#### [What to produce]
Copy all entries without alteration and skip the pictures they hold.

#### [Chart and figure data]
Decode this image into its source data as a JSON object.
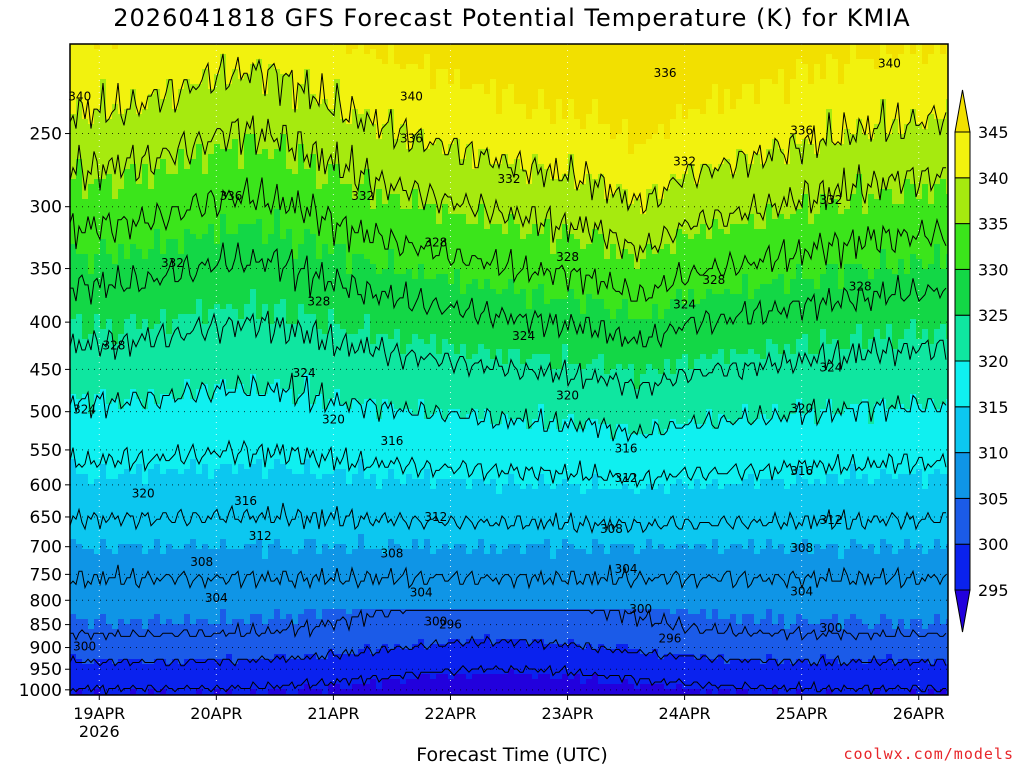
{
  "title": "2026041818 GFS Forecast Potential Temperature (K) for KMIA",
  "xlabel": "Forecast Time (UTC)",
  "credit": "coolwx.com/models",
  "chart_data": {
    "type": "contour",
    "y_axis": {
      "quantity": "pressure",
      "scale": "log",
      "inverted": true,
      "ylim": [
        1013,
        200
      ],
      "ticks": [
        250,
        300,
        350,
        400,
        450,
        500,
        550,
        600,
        650,
        700,
        750,
        800,
        850,
        900,
        950,
        1000
      ]
    },
    "x_axis": {
      "ticks": [
        {
          "date": "2026-04-19T00",
          "label": "19APR",
          "sub": "2026"
        },
        {
          "date": "2026-04-20T00",
          "label": "20APR",
          "sub": ""
        },
        {
          "date": "2026-04-21T00",
          "label": "21APR",
          "sub": ""
        },
        {
          "date": "2026-04-22T00",
          "label": "22APR",
          "sub": ""
        },
        {
          "date": "2026-04-23T00",
          "label": "23APR",
          "sub": ""
        },
        {
          "date": "2026-04-24T00",
          "label": "24APR",
          "sub": ""
        },
        {
          "date": "2026-04-25T00",
          "label": "25APR",
          "sub": ""
        },
        {
          "date": "2026-04-26T00",
          "label": "26APR",
          "sub": ""
        }
      ],
      "range": [
        "2026-04-18T18",
        "2026-04-26T06"
      ]
    },
    "grid": true,
    "colorbar": {
      "placement": "right",
      "levels": [
        295,
        300,
        305,
        310,
        315,
        320,
        325,
        330,
        335,
        340,
        345
      ],
      "colors": [
        "#2200dd",
        "#0a22ee",
        "#1b5be8",
        "#0f95e6",
        "#0cc7f0",
        "#0ff0f0",
        "#0fe6a0",
        "#13d746",
        "#3be51b",
        "#a6ea0f",
        "#f2f20e",
        "#f2e000"
      ]
    },
    "contour_interval": 4,
    "contour_labels": [
      {
        "date": "2026-04-18T20",
        "p": 228,
        "v": "340"
      },
      {
        "date": "2026-04-21T16",
        "p": 228,
        "v": "340"
      },
      {
        "date": "2026-04-23T20",
        "p": 215,
        "v": "336"
      },
      {
        "date": "2026-04-25T18",
        "p": 210,
        "v": "340"
      },
      {
        "date": "2026-04-21T16",
        "p": 253,
        "v": "336"
      },
      {
        "date": "2026-04-25T00",
        "p": 248,
        "v": "336"
      },
      {
        "date": "2026-04-24T00",
        "p": 268,
        "v": "332"
      },
      {
        "date": "2026-04-20T03",
        "p": 292,
        "v": "336"
      },
      {
        "date": "2026-04-21T06",
        "p": 292,
        "v": "332"
      },
      {
        "date": "2026-04-22T12",
        "p": 280,
        "v": "332"
      },
      {
        "date": "2026-04-25T06",
        "p": 295,
        "v": "332"
      },
      {
        "date": "2026-04-21T21",
        "p": 328,
        "v": "328"
      },
      {
        "date": "2026-04-23T00",
        "p": 340,
        "v": "328"
      },
      {
        "date": "2026-04-19T15",
        "p": 345,
        "v": "332"
      },
      {
        "date": "2026-04-24T06",
        "p": 360,
        "v": "328"
      },
      {
        "date": "2026-04-25T12",
        "p": 366,
        "v": "328"
      },
      {
        "date": "2026-04-20T21",
        "p": 380,
        "v": "328"
      },
      {
        "date": "2026-04-24T00",
        "p": 383,
        "v": "324"
      },
      {
        "date": "2026-04-22T15",
        "p": 414,
        "v": "324"
      },
      {
        "date": "2026-04-19T03",
        "p": 424,
        "v": "328"
      },
      {
        "date": "2026-04-25T06",
        "p": 448,
        "v": "324"
      },
      {
        "date": "2026-04-20T18",
        "p": 454,
        "v": "324"
      },
      {
        "date": "2026-04-23T00",
        "p": 480,
        "v": "320"
      },
      {
        "date": "2026-04-18T21",
        "p": 497,
        "v": "324"
      },
      {
        "date": "2026-04-25T00",
        "p": 496,
        "v": "320"
      },
      {
        "date": "2026-04-21T00",
        "p": 510,
        "v": "320"
      },
      {
        "date": "2026-04-21T12",
        "p": 538,
        "v": "316"
      },
      {
        "date": "2026-04-23T12",
        "p": 548,
        "v": "316"
      },
      {
        "date": "2026-04-25T00",
        "p": 580,
        "v": "316"
      },
      {
        "date": "2026-04-23T12",
        "p": 590,
        "v": "312"
      },
      {
        "date": "2026-04-19T09",
        "p": 613,
        "v": "320"
      },
      {
        "date": "2026-04-20T06",
        "p": 625,
        "v": "316"
      },
      {
        "date": "2026-04-21T21",
        "p": 650,
        "v": "312"
      },
      {
        "date": "2026-04-25T06",
        "p": 655,
        "v": "312"
      },
      {
        "date": "2026-04-20T09",
        "p": 682,
        "v": "312"
      },
      {
        "date": "2026-04-23T09",
        "p": 670,
        "v": "308"
      },
      {
        "date": "2026-04-21T12",
        "p": 712,
        "v": "308"
      },
      {
        "date": "2026-04-25T00",
        "p": 702,
        "v": "308"
      },
      {
        "date": "2026-04-19T21",
        "p": 727,
        "v": "308"
      },
      {
        "date": "2026-04-23T12",
        "p": 740,
        "v": "304"
      },
      {
        "date": "2026-04-21T18",
        "p": 785,
        "v": "304"
      },
      {
        "date": "2026-04-25T00",
        "p": 783,
        "v": "304"
      },
      {
        "date": "2026-04-20T00",
        "p": 795,
        "v": "304"
      },
      {
        "date": "2026-04-23T15",
        "p": 818,
        "v": "300"
      },
      {
        "date": "2026-04-21T21",
        "p": 843,
        "v": "300"
      },
      {
        "date": "2026-04-22T00",
        "p": 850,
        "v": "296"
      },
      {
        "date": "2026-04-25T06",
        "p": 857,
        "v": "300"
      },
      {
        "date": "2026-04-23T21",
        "p": 880,
        "v": "296"
      },
      {
        "date": "2026-04-18T21",
        "p": 898,
        "v": "300"
      }
    ]
  }
}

#### [Answer for the task]
Decode this image into its source data as a JSON object.
{
  "title": "2026041818 GFS Forecast Potential Temperature (K) for KMIA",
  "xlabel": "Forecast Time (UTC)",
  "credit": "coolwx.com/models",
  "chart_data": {
    "type": "contour",
    "y_axis": {
      "quantity": "pressure",
      "scale": "log",
      "inverted": true,
      "ylim": [
        1013,
        200
      ],
      "ticks": [
        250,
        300,
        350,
        400,
        450,
        500,
        550,
        600,
        650,
        700,
        750,
        800,
        850,
        900,
        950,
        1000
      ]
    },
    "x_axis": {
      "ticks": [
        {
          "date": "2026-04-19T00",
          "label": "19APR",
          "sub": "2026"
        },
        {
          "date": "2026-04-20T00",
          "label": "20APR",
          "sub": ""
        },
        {
          "date": "2026-04-21T00",
          "label": "21APR",
          "sub": ""
        },
        {
          "date": "2026-04-22T00",
          "label": "22APR",
          "sub": ""
        },
        {
          "date": "2026-04-23T00",
          "label": "23APR",
          "sub": ""
        },
        {
          "date": "2026-04-24T00",
          "label": "24APR",
          "sub": ""
        },
        {
          "date": "2026-04-25T00",
          "label": "25APR",
          "sub": ""
        },
        {
          "date": "2026-04-26T00",
          "label": "26APR",
          "sub": ""
        }
      ],
      "range": [
        "2026-04-18T18",
        "2026-04-26T06"
      ]
    },
    "grid": true,
    "colorbar": {
      "placement": "right",
      "levels": [
        295,
        300,
        305,
        310,
        315,
        320,
        325,
        330,
        335,
        340,
        345
      ],
      "colors": [
        "#2200dd",
        "#0a22ee",
        "#1b5be8",
        "#0f95e6",
        "#0cc7f0",
        "#0ff0f0",
        "#0fe6a0",
        "#13d746",
        "#3be51b",
        "#a6ea0f",
        "#f2f20e",
        "#f2e000"
      ]
    },
    "contour_interval": 4,
    "contour_labels": [
      {
        "date": "2026-04-18T20",
        "p": 228,
        "v": "340"
      },
      {
        "date": "2026-04-21T16",
        "p": 228,
        "v": "340"
      },
      {
        "date": "2026-04-23T20",
        "p": 215,
        "v": "336"
      },
      {
        "date": "2026-04-25T18",
        "p": 210,
        "v": "340"
      },
      {
        "date": "2026-04-21T16",
        "p": 253,
        "v": "336"
      },
      {
        "date": "2026-04-25T00",
        "p": 248,
        "v": "336"
      },
      {
        "date": "2026-04-24T00",
        "p": 268,
        "v": "332"
      },
      {
        "date": "2026-04-20T03",
        "p": 292,
        "v": "336"
      },
      {
        "date": "2026-04-21T06",
        "p": 292,
        "v": "332"
      },
      {
        "date": "2026-04-22T12",
        "p": 280,
        "v": "332"
      },
      {
        "date": "2026-04-25T06",
        "p": 295,
        "v": "332"
      },
      {
        "date": "2026-04-21T21",
        "p": 328,
        "v": "328"
      },
      {
        "date": "2026-04-23T00",
        "p": 340,
        "v": "328"
      },
      {
        "date": "2026-04-19T15",
        "p": 345,
        "v": "332"
      },
      {
        "date": "2026-04-24T06",
        "p": 360,
        "v": "328"
      },
      {
        "date": "2026-04-25T12",
        "p": 366,
        "v": "328"
      },
      {
        "date": "2026-04-20T21",
        "p": 380,
        "v": "328"
      },
      {
        "date": "2026-04-24T00",
        "p": 383,
        "v": "324"
      },
      {
        "date": "2026-04-22T15",
        "p": 414,
        "v": "324"
      },
      {
        "date": "2026-04-19T03",
        "p": 424,
        "v": "328"
      },
      {
        "date": "2026-04-25T06",
        "p": 448,
        "v": "324"
      },
      {
        "date": "2026-04-20T18",
        "p": 454,
        "v": "324"
      },
      {
        "date": "2026-04-23T00",
        "p": 480,
        "v": "320"
      },
      {
        "date": "2026-04-18T21",
        "p": 497,
        "v": "324"
      },
      {
        "date": "2026-04-25T00",
        "p": 496,
        "v": "320"
      },
      {
        "date": "2026-04-21T00",
        "p": 510,
        "v": "320"
      },
      {
        "date": "2026-04-21T12",
        "p": 538,
        "v": "316"
      },
      {
        "date": "2026-04-23T12",
        "p": 548,
        "v": "316"
      },
      {
        "date": "2026-04-25T00",
        "p": 580,
        "v": "316"
      },
      {
        "date": "2026-04-23T12",
        "p": 590,
        "v": "312"
      },
      {
        "date": "2026-04-19T09",
        "p": 613,
        "v": "320"
      },
      {
        "date": "2026-04-20T06",
        "p": 625,
        "v": "316"
      },
      {
        "date": "2026-04-21T21",
        "p": 650,
        "v": "312"
      },
      {
        "date": "2026-04-25T06",
        "p": 655,
        "v": "312"
      },
      {
        "date": "2026-04-20T09",
        "p": 682,
        "v": "312"
      },
      {
        "date": "2026-04-23T09",
        "p": 670,
        "v": "308"
      },
      {
        "date": "2026-04-21T12",
        "p": 712,
        "v": "308"
      },
      {
        "date": "2026-04-25T00",
        "p": 702,
        "v": "308"
      },
      {
        "date": "2026-04-19T21",
        "p": 727,
        "v": "308"
      },
      {
        "date": "2026-04-23T12",
        "p": 740,
        "v": "304"
      },
      {
        "date": "2026-04-21T18",
        "p": 785,
        "v": "304"
      },
      {
        "date": "2026-04-25T00",
        "p": 783,
        "v": "304"
      },
      {
        "date": "2026-04-20T00",
        "p": 795,
        "v": "304"
      },
      {
        "date": "2026-04-23T15",
        "p": 818,
        "v": "300"
      },
      {
        "date": "2026-04-21T21",
        "p": 843,
        "v": "300"
      },
      {
        "date": "2026-04-22T00",
        "p": 850,
        "v": "296"
      },
      {
        "date": "2026-04-25T06",
        "p": 857,
        "v": "300"
      },
      {
        "date": "2026-04-23T21",
        "p": 880,
        "v": "296"
      },
      {
        "date": "2026-04-18T21",
        "p": 898,
        "v": "300"
      }
    ]
  }
}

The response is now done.